WHAT THE EXERCISE ASKS => Read the lines below. Copy out any that hold the string "قوله".

>>>

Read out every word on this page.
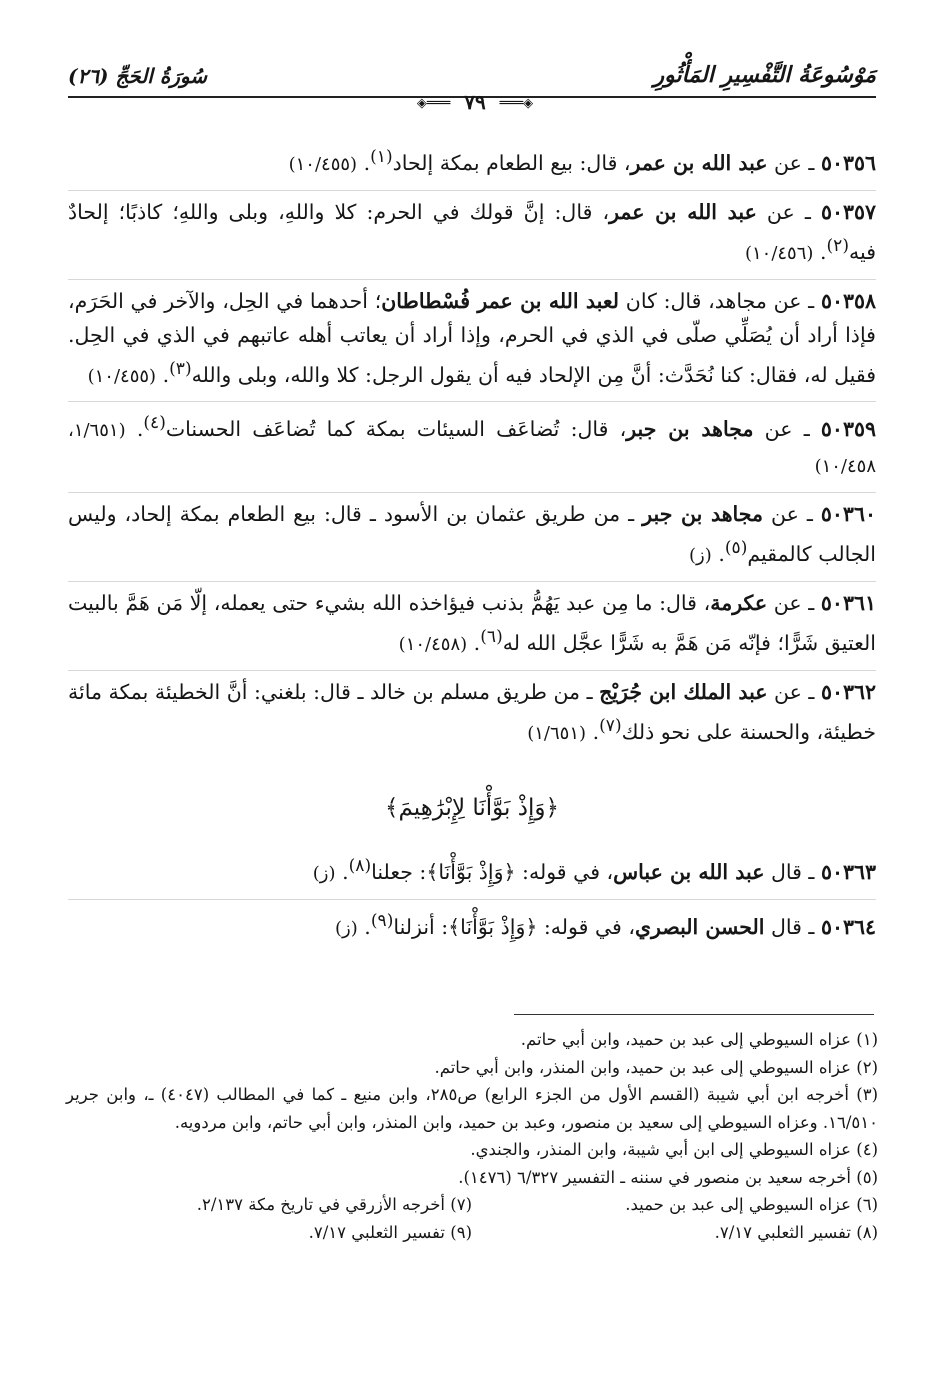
مَوْسُوعَةُ التَّفْسِيرِ المَأْثُورِ
سُورَةُ الحَجِّ (٢٦)
◈═══ ٧٩ ═══◈

٥٠٣٥٦ ـ عن عبد الله بن عمر، قال: بيع الطعام بمكة إلحاد$^{(١)}$. (١٠/٤٥٥)

٥٠٣٥٧ ـ عن عبد الله بن عمر، قال: إنَّ قولك في الحرم: كلا واللهِ، وبلى واللهِ؛ كاذبًا؛ إلحادٌ فيه$^{(٢)}$. (١٠/٤٥٦)

٥٠٣٥٨ ـ عن مجاهد، قال: كان لعبد الله بن عمر فُسْطاطان؛ أحدهما في الحِل، والآخر في الحَرَم، فإذا أراد أن يُصَلِّي صلّى في الذي في الحرم، وإذا أراد أن يعاتب أهله عاتبهم في الذي في الحِل. فقيل له، فقال: كنا نُحَدَّث: أنَّ مِن الإلحاد فيه أن يقول الرجل: كلا والله، وبلى والله$^{(٣)}$. (١٠/٤٥٥)

٥٠٣٥٩ ـ عن مجاهد بن جبر، قال: تُضاعَف السيئات بمكة كما تُضاعَف الحسنات$^{(٤)}$. (١/٦٥١، ١٠/٤٥٨)

٥٠٣٦٠ ـ عن مجاهد بن جبر ـ من طريق عثمان بن الأسود ـ قال: بيع الطعام بمكة إلحاد، وليس الجالب كالمقيم$^{(٥)}$. (ز)

٥٠٣٦١ ـ عن عكرمة، قال: ما مِن عبد يَهُمُّ بذنب فيؤاخذه الله بشيء حتى يعمله، إلّا مَن هَمَّ بالبيت العتيق شَرًّا؛ فإنّه مَن هَمَّ به شَرًّا عجَّل الله له$^{(٦)}$. (١٠/٤٥٨)

٥٠٣٦٢ ـ عن عبد الملك ابن جُرَيْج ـ من طريق مسلم بن خالد ـ قال: بلغني: أنَّ الخطيئة بمكة مائة خطيئة، والحسنة على نحو ذلك$^{(٧)}$. (١/٦٥١)

﴿وَإِذْ بَوَّأْنَا لِإِبْرَٰهِيمَ﴾

٥٠٣٦٣ ـ قال عبد الله بن عباس، في قوله: ﴿وَإِذْ بَوَّأْنَا﴾: جعلنا$^{(٨)}$. (ز)

٥٠٣٦٤ ـ قال الحسن البصري، في قوله: ﴿وَإِذْ بَوَّأْنَا﴾: أنزلنا$^{(٩)}$. (ز)

(١) عزاه السيوطي إلى عبد بن حميد، وابن أبي حاتم.
(٢) عزاه السيوطي إلى عبد بن حميد، وابن المنذر، وابن أبي حاتم.
(٣) أخرجه ابن أبي شيبة (القسم الأول من الجزء الرابع) ص٢٨٥، وابن منيع ـ كما في المطالب (٤٠٤٧) ـ، وابن جرير ١٦/٥١٠. وعزاه السيوطي إلى سعيد بن منصور، وعبد بن حميد، وابن المنذر، وابن أبي حاتم، وابن مردويه.
(٤) عزاه السيوطي إلى ابن أبي شيبة، وابن المنذر، والجندي.
(٥) أخرجه سعيد بن منصور في سننه ـ التفسير ٦/٣٢٧ (١٤٧٦).
(٦) عزاه السيوطي إلى عبد بن حميد.
(٧) أخرجه الأزرقي في تاريخ مكة ٢/١٣٧.
(٨) تفسير الثعلبي ٧/١٧.
(٩) تفسير الثعلبي ٧/١٧.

<<<

EXERCISE ANSWER =>
٥٠٣٦٣ ـ قال عبد الله بن عباس، في قوله: ﴿وَإِذْ بَوَّأْنَا﴾: جعلنا$^{(٨)}$. (ز)
٥٠٣٦٤ ـ قال الحسن البصري، في قوله: ﴿وَإِذْ بَوَّأْنَا﴾: أنزلنا$^{(٩)}$. (ز)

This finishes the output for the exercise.